### Work to be completed:
Restate each entry word for word, leaving nothing out.

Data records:
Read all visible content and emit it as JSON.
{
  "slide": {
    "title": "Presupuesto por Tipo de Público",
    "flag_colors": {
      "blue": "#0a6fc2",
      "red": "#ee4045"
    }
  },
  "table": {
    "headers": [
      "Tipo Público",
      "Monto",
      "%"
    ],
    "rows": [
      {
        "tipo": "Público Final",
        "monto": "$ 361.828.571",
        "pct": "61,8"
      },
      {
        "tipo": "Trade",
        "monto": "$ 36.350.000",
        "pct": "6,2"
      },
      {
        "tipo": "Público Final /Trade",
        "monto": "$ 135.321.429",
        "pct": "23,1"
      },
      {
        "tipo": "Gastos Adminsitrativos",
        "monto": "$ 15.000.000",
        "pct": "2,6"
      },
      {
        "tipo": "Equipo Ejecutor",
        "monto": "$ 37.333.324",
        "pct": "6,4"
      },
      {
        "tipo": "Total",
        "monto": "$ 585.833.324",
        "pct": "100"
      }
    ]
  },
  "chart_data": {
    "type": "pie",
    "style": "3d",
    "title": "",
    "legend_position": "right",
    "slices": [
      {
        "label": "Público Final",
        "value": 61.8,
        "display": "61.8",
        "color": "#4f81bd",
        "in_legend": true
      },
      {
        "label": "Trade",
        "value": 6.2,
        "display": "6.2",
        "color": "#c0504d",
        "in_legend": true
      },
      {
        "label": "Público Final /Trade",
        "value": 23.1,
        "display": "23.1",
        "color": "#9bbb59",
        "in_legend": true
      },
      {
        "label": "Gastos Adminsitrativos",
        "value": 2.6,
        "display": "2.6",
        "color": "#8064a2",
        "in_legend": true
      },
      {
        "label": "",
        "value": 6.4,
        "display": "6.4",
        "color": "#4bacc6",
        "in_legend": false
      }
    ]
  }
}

### Finished answer:
Read all visible content and emit it as JSON.
{
  "slide": {
    "title": "Presupuesto por Tipo de Público",
    "flag_colors": {
      "blue": "#0a6fc2",
      "red": "#ee4045"
    }
  },
  "table": {
    "headers": [
      "Tipo Público",
      "Monto",
      "%"
    ],
    "rows": [
      {
        "tipo": "Público Final",
        "monto": "$ 361.828.571",
        "pct": "61,8"
      },
      {
        "tipo": "Trade",
        "monto": "$ 36.350.000",
        "pct": "6,2"
      },
      {
        "tipo": "Público Final /Trade",
        "monto": "$ 135.321.429",
        "pct": "23,1"
      },
      {
        "tipo": "Gastos Adminsitrativos",
        "monto": "$ 15.000.000",
        "pct": "2,6"
      },
      {
        "tipo": "Equipo Ejecutor",
        "monto": "$ 37.333.324",
        "pct": "6,4"
      },
      {
        "tipo": "Total",
        "monto": "$ 585.833.324",
        "pct": "100"
      }
    ]
  },
  "chart_data": {
    "type": "pie",
    "style": "3d",
    "title": "",
    "legend_position": "right",
    "slices": [
      {
        "label": "Público Final",
        "value": 61.8,
        "display": "61.8",
        "color": "#4f81bd",
        "in_legend": true
      },
      {
        "label": "Trade",
        "value": 6.2,
        "display": "6.2",
        "color": "#c0504d",
        "in_legend": true
      },
      {
        "label": "Público Final /Trade",
        "value": 23.1,
        "display": "23.1",
        "color": "#9bbb59",
        "in_legend": true
      },
      {
        "label": "Gastos Adminsitrativos",
        "value": 2.6,
        "display": "2.6",
        "color": "#8064a2",
        "in_legend": true
      },
      {
        "label": "",
        "value": 6.4,
        "display": "6.4",
        "color": "#4bacc6",
        "in_legend": false
      }
    ]
  }
}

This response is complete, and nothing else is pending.